- _Required work_
Collect every line in the records below that contains the word "center".
* start *
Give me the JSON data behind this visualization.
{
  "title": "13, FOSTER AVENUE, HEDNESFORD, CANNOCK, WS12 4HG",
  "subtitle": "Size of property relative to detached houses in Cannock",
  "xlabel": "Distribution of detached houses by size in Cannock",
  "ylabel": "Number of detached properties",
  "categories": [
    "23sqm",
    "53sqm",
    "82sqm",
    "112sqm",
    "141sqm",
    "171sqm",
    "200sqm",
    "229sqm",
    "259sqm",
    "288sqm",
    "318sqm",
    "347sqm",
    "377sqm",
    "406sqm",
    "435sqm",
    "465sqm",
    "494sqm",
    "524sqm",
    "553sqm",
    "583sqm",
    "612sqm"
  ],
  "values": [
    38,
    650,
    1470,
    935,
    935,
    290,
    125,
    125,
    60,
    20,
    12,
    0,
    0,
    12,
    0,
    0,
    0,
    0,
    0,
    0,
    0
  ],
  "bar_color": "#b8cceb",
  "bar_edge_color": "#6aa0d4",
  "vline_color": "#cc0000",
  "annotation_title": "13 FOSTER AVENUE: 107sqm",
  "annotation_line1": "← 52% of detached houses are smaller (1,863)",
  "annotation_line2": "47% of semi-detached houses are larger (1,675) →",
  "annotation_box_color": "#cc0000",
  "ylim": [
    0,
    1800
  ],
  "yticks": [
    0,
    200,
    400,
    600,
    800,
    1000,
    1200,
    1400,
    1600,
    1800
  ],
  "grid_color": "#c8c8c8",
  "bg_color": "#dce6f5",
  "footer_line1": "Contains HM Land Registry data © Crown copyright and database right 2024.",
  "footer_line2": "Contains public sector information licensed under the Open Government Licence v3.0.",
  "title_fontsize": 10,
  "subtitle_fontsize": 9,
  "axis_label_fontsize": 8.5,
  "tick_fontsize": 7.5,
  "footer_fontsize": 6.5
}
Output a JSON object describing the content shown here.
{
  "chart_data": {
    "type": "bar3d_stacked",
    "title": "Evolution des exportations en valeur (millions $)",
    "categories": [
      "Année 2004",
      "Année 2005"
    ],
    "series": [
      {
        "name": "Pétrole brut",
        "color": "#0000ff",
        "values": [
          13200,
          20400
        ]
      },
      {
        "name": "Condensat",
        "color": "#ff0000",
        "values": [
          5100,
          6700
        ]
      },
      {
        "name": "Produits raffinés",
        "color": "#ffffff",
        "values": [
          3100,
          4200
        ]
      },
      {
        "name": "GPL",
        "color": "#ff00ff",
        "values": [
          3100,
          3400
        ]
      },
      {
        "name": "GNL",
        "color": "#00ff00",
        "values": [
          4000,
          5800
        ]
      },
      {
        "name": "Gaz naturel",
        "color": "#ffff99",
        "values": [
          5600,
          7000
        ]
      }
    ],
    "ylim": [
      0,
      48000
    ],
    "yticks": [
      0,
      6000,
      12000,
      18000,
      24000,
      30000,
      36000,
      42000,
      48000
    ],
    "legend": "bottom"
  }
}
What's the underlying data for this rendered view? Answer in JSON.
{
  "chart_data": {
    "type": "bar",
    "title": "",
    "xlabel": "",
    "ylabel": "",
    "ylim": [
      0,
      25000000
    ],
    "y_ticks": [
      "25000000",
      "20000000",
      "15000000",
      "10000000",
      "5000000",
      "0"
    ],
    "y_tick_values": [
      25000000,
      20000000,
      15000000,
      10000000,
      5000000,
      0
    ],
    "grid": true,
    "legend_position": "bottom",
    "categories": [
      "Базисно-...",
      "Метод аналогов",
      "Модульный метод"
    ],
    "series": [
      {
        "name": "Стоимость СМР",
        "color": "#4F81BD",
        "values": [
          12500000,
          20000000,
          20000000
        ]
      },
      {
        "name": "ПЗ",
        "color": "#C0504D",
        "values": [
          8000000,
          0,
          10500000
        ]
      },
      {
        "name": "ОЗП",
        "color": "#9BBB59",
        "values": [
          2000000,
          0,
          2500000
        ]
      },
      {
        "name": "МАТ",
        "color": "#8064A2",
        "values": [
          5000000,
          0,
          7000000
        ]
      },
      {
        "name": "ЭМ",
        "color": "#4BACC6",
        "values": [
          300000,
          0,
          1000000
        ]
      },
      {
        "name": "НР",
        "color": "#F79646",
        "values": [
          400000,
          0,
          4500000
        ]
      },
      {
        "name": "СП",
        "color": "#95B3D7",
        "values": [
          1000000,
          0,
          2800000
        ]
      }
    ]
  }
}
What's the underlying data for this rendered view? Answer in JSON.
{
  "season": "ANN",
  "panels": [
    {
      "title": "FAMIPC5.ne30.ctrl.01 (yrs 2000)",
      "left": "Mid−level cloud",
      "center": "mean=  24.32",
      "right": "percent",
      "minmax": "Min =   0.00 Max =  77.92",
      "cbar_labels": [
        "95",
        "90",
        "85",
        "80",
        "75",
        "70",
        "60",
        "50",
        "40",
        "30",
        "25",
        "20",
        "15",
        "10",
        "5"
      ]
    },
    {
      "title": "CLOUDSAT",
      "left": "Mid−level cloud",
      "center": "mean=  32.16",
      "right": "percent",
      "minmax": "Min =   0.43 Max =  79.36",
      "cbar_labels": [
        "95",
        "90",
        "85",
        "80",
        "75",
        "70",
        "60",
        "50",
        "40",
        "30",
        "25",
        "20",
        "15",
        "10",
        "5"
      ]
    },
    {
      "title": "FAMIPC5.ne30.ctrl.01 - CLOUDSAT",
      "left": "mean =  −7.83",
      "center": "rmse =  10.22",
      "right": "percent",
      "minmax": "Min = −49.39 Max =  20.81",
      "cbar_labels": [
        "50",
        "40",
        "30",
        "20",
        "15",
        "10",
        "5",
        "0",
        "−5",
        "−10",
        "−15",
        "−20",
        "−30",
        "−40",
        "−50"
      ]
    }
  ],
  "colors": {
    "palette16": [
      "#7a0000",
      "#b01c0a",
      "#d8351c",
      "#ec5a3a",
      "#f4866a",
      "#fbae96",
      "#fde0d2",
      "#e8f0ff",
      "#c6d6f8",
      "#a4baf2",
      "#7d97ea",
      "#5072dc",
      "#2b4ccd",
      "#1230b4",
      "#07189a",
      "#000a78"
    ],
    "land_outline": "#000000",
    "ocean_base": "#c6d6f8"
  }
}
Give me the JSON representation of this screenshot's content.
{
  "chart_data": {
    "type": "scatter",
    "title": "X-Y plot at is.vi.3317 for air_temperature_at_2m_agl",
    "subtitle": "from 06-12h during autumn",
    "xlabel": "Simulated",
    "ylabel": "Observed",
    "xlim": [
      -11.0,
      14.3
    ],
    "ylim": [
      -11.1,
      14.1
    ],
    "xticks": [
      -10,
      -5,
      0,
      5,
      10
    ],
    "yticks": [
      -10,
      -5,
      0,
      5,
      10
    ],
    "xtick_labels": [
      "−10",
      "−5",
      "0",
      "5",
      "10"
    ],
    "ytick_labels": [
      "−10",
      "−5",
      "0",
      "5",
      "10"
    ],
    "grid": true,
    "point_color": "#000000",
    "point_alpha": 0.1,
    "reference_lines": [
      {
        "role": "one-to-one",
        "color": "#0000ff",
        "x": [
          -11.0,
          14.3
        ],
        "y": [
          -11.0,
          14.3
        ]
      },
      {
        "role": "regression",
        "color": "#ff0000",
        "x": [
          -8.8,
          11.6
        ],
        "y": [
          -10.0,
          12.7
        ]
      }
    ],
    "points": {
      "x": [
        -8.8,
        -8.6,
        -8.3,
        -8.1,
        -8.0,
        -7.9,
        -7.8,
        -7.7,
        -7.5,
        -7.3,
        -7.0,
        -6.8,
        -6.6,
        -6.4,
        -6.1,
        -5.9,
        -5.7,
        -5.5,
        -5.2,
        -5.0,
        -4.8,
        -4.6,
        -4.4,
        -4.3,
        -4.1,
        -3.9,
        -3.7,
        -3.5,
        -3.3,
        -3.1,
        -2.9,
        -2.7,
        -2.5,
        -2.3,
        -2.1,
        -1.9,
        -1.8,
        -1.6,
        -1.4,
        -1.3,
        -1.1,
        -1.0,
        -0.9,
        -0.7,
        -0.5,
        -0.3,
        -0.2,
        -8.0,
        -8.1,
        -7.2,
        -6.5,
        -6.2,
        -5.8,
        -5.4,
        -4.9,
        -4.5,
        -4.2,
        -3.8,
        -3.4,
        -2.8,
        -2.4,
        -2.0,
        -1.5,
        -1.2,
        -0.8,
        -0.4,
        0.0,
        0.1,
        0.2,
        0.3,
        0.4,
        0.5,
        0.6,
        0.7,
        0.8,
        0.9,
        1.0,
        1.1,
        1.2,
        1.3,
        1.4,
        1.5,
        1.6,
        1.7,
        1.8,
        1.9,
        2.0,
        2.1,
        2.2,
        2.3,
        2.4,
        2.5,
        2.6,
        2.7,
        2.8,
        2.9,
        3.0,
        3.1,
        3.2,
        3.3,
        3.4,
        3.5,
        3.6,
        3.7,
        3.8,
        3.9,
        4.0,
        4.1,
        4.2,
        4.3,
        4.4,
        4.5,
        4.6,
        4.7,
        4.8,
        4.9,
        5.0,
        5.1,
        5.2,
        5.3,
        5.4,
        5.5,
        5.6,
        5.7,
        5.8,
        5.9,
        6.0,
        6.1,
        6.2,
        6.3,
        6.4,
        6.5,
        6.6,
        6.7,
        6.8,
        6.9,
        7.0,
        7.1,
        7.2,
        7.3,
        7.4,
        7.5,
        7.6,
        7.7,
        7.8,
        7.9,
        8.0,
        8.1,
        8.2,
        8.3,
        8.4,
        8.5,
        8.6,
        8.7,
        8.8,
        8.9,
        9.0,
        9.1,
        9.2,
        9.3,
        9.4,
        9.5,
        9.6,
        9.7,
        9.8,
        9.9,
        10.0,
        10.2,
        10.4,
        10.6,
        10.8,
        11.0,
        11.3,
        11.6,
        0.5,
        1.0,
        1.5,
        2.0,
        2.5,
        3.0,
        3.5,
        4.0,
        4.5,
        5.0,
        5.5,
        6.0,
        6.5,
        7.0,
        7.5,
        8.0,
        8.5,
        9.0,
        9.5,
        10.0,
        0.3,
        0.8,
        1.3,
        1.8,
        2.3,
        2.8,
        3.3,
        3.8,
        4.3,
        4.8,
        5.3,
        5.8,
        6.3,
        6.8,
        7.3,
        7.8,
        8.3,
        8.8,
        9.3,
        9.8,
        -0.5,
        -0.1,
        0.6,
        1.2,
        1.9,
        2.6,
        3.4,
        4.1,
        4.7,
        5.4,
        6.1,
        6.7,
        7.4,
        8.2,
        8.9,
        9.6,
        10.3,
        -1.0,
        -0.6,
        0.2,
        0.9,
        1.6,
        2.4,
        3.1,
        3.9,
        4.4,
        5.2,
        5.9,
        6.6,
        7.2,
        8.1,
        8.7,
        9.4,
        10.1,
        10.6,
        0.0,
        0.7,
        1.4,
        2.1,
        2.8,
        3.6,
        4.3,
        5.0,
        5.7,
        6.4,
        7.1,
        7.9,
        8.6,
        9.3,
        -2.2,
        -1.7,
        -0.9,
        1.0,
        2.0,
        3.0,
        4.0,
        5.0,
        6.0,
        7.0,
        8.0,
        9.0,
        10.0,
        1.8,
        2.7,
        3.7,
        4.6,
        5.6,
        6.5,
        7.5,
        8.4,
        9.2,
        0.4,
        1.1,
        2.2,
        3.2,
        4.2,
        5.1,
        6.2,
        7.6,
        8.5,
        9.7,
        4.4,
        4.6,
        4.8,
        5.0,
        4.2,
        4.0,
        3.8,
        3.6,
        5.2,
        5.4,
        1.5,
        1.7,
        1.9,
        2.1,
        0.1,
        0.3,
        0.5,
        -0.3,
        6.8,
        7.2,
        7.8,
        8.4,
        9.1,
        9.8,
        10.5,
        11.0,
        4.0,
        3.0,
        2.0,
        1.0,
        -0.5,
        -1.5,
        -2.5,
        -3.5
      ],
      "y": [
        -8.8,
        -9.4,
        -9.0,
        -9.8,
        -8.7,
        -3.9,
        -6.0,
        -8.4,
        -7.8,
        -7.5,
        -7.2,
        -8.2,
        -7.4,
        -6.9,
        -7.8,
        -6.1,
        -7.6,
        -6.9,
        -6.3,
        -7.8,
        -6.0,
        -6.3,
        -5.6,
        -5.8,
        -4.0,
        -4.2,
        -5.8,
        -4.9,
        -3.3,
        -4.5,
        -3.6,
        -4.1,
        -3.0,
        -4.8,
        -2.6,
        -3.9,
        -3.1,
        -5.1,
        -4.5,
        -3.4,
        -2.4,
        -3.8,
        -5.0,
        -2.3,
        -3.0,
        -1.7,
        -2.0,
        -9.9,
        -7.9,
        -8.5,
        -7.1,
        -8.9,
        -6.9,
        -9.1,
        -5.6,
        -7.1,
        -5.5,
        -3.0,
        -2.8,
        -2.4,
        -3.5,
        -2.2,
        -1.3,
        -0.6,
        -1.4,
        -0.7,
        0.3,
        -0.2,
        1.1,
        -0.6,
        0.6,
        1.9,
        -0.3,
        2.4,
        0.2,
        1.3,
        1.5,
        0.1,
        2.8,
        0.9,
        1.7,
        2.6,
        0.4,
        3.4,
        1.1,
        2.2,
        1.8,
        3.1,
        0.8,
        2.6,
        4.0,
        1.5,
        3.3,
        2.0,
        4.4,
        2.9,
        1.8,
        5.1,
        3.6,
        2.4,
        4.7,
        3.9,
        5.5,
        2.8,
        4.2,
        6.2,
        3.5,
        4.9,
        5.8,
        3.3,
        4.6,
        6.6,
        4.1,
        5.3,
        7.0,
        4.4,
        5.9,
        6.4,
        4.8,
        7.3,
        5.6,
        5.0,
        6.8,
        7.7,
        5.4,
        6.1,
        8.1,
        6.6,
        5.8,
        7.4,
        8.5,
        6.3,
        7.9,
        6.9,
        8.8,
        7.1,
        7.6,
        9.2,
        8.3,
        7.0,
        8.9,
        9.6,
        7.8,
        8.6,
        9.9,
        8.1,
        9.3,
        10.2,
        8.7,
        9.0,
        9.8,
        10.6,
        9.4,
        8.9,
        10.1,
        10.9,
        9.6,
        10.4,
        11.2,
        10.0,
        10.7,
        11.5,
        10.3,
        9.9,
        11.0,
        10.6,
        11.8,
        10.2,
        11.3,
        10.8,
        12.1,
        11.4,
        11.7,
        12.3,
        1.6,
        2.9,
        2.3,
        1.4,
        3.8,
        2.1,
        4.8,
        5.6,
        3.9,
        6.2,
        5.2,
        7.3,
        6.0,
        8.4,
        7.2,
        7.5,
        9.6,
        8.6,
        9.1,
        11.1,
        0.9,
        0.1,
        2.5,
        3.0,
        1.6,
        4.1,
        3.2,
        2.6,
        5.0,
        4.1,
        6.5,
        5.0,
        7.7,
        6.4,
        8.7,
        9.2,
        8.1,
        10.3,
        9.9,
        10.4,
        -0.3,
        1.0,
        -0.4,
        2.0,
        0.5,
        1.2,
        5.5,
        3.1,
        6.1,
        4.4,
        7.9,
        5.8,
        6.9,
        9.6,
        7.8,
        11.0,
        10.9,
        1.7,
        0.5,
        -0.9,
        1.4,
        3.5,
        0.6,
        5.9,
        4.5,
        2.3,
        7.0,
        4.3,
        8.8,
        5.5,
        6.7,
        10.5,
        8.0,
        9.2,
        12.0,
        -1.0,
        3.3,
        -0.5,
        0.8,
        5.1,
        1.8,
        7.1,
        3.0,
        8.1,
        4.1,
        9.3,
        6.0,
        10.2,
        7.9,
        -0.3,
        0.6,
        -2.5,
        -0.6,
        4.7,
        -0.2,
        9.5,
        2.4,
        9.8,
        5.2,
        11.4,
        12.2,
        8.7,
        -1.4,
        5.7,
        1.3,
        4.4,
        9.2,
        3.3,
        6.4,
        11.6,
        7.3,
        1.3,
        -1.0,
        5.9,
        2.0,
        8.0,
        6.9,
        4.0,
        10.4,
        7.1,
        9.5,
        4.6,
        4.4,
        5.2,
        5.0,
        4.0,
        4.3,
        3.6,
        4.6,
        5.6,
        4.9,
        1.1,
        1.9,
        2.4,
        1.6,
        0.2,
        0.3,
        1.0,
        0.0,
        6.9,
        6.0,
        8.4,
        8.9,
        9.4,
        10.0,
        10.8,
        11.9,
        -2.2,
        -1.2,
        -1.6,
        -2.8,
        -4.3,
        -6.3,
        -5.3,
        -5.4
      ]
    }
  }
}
* end *
- _Written solution_
      "center": "mean=  24.32",
      "center": "mean=  32.16",
      "center": "rmse =  10.22",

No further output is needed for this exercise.